What to produce →
What number of lines contain the word "علامات"? Reply with the number and nothing else.

Extracted material →

○ ○ ○ ○

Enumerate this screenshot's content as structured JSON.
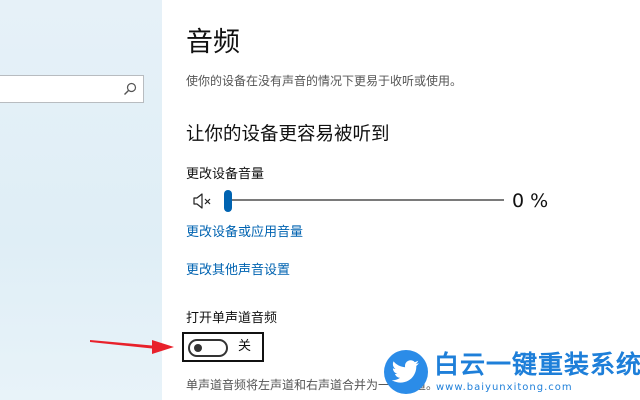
{
  "sidebar": {
    "search": {
      "value": "",
      "placeholder": "",
      "icon": "search-icon"
    }
  },
  "page": {
    "title": "音频",
    "description": "使你的设备在没有声音的情况下更易于收听或使用。"
  },
  "section": {
    "title": "让你的设备更容易被听到",
    "volume": {
      "label": "更改设备音量",
      "value_text": "0 %",
      "value": 0,
      "icon": "mute-speaker-icon"
    },
    "links": {
      "app_volume": "更改设备或应用音量",
      "more_sound": "更改其他声音设置"
    },
    "mono_audio": {
      "label": "打开单声道音频",
      "state_text": "关",
      "on": false,
      "description": "单声道音频将左声道和右声道合并为一个声道。"
    }
  },
  "watermark": {
    "title": "白云一键重装系统",
    "url": "www.baiyunxitong.com"
  },
  "colors": {
    "accent": "#0063b1",
    "annotation_arrow": "#e8212b",
    "watermark": "#1e7fd9"
  }
}
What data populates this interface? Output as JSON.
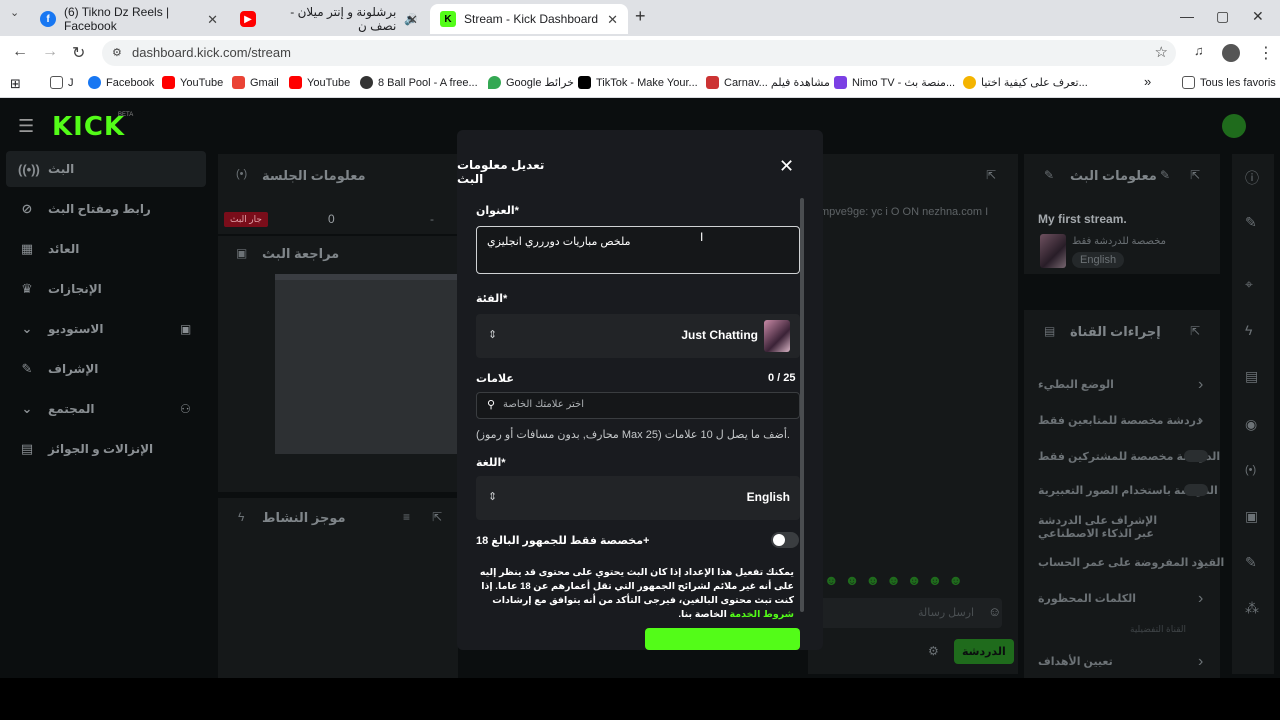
{
  "browser": {
    "tabs": [
      {
        "title": "(6) Tikno Dz Reels | Facebook",
        "favicon": "facebook-icon",
        "color": "#1877f2"
      },
      {
        "title": "برشلونة و إنتر ميلان - نصف ن",
        "favicon": "youtube-icon",
        "color": "#ff0000"
      },
      {
        "title": "Stream - Kick Dashboard",
        "favicon": "kick-icon",
        "color": "#53fc18"
      }
    ],
    "url": "dashboard.kick.com/stream",
    "bookmarks": [
      {
        "label": "J"
      },
      {
        "label": "Facebook"
      },
      {
        "label": "YouTube"
      },
      {
        "label": "Gmail"
      },
      {
        "label": "YouTube"
      },
      {
        "label": "8 Ball Pool - A free..."
      },
      {
        "label": "Google خرائط"
      },
      {
        "label": "TikTok - Make Your..."
      },
      {
        "label": "Carnav... مشاهدة فيلم"
      },
      {
        "label": "Nimo TV - منصة بث..."
      },
      {
        "label": "تعرف على كيفية اختيا..."
      },
      {
        "label": "Tous les favoris"
      }
    ]
  },
  "app": {
    "logo": "KICK",
    "logo_badge": "BETA",
    "left_nav": [
      {
        "label": "البث",
        "icon": "broadcast-icon"
      },
      {
        "label": "رابط ومفتاح البث",
        "icon": "link-icon"
      },
      {
        "label": "العائد",
        "icon": "revenue-icon"
      },
      {
        "label": "الإنجازات",
        "icon": "trophy-icon"
      },
      {
        "label": "الاستوديو",
        "icon": "studio-icon"
      },
      {
        "label": "الإشراف",
        "icon": "wrench-icon"
      },
      {
        "label": "المجتمع",
        "icon": "community-icon"
      },
      {
        "label": "الإنزالات و الجوائز",
        "icon": "drops-icon"
      }
    ],
    "session_panel": {
      "title": "معلومات الجلسة",
      "value_left": "0",
      "value_mid": "-",
      "live_badge": "جار البث"
    },
    "review_panel": {
      "title": "مراجعة البث"
    },
    "activity_panel": {
      "title": "موجز النشاط"
    },
    "chat": {
      "message": "mpve9ge: yc i O ON nezhna.com I",
      "placeholder": "ارسل رسالة",
      "send_label": "الدردشة"
    },
    "stream_info_panel": {
      "title": "معلومات البث",
      "stream_title": "My first stream.",
      "restriction": "مخصصة للدردشة فقط",
      "language": "English"
    },
    "channel_actions": {
      "title": "إجراءات القناة",
      "items": [
        "الوضع البطيء",
        "دردشة مخصصة للمتابعين فقط",
        "الدردشة مخصصة للمشتركين فقط",
        "الدردشة باستخدام الصور التعبيرية",
        "الإشراف على الدردشة عبر الذكاء الاصطناعي",
        "القيود المفروضة على عمر الحساب",
        "الكلمات المحظورة"
      ],
      "section_label": "القناة التفضيلية",
      "goals": "تعيين الأهداف"
    }
  },
  "modal": {
    "title": "تعديل معلومات البث",
    "title_label": "العنوان*",
    "title_value": "ملخص مباريات دوررري انجليزي",
    "category_label": "الفئة*",
    "category_value": "Just Chatting",
    "tags_label": "علامات",
    "tags_count": "0 / 25",
    "tags_placeholder": "اختر علامتك الخاصة",
    "tags_hint": "(محارف, بدون مسافات أو رموز Max 25) أضف ما يصل ل 10 علامات.",
    "language_label": "اللغة*",
    "language_value": "English",
    "adult_label": "مخصصة فقط للجمهور البالغ 18+",
    "adult_enabled": false,
    "adult_desc": "يمكنك تفعيل هذا الإعداد إذا كان البث يحتوي على محتوى قد ينظر إليه على أنه غير ملائم لشرائح الجمهور التي تقل أعمارهم عن 18 عاما. إذا كنت تبث محتوى البالغين، فيرجى التأكد من أنه يتوافق مع إرشادات",
    "adult_link": "شروط الخدمة",
    "adult_desc_end": "الخاصة بنا."
  },
  "colors": {
    "accent": "#53fc18",
    "live": "#e4002b"
  }
}
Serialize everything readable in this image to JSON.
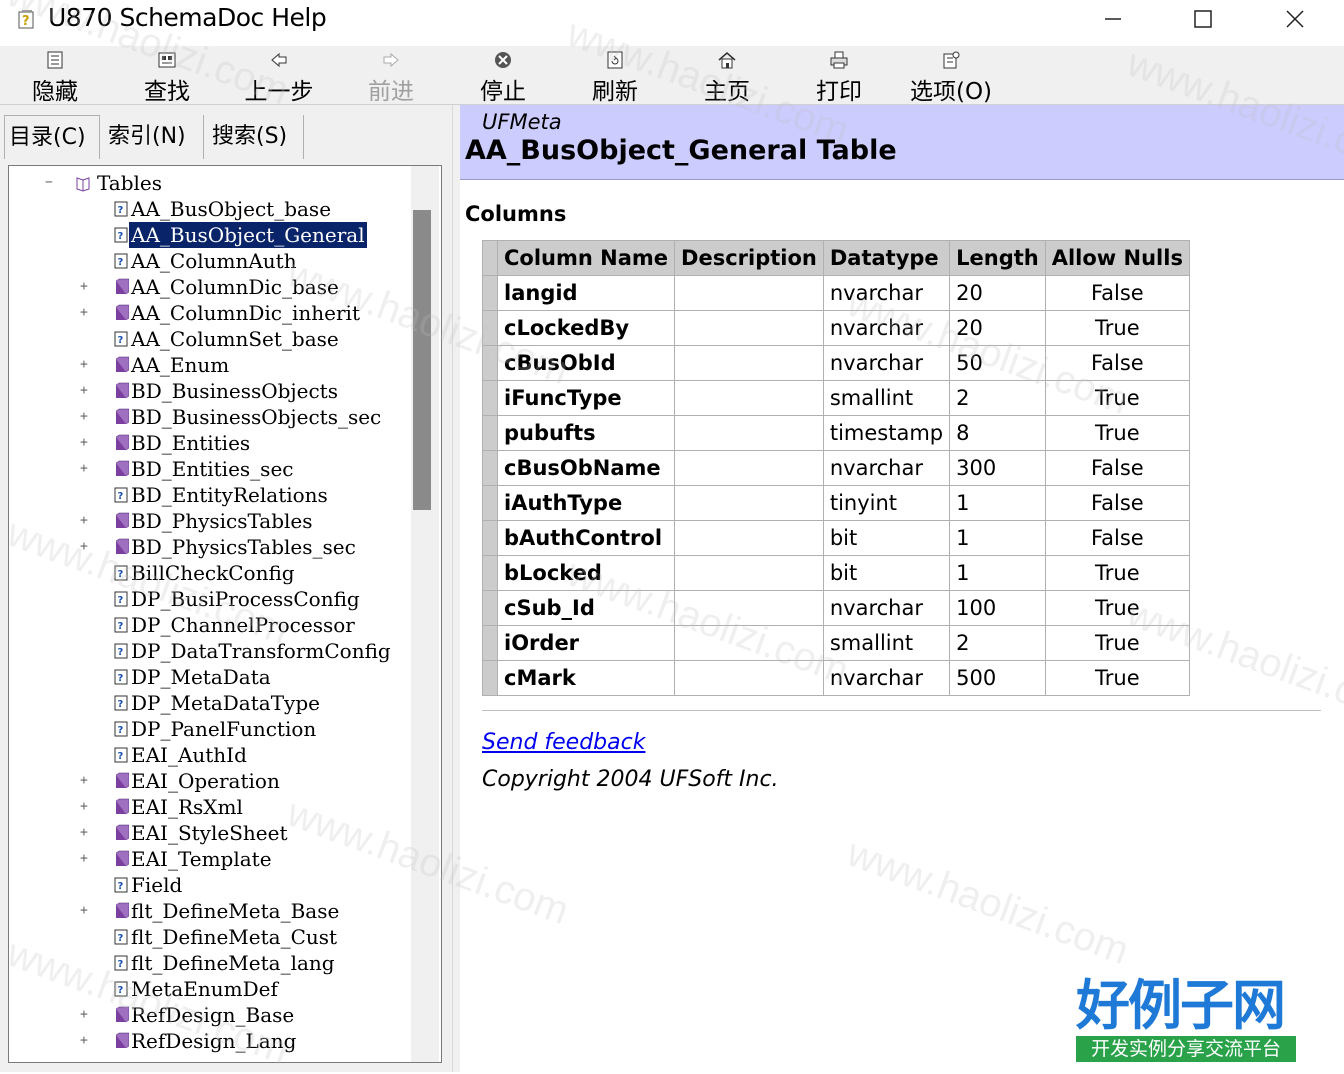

○ ○ ○ ○

Solution to the exercise →
2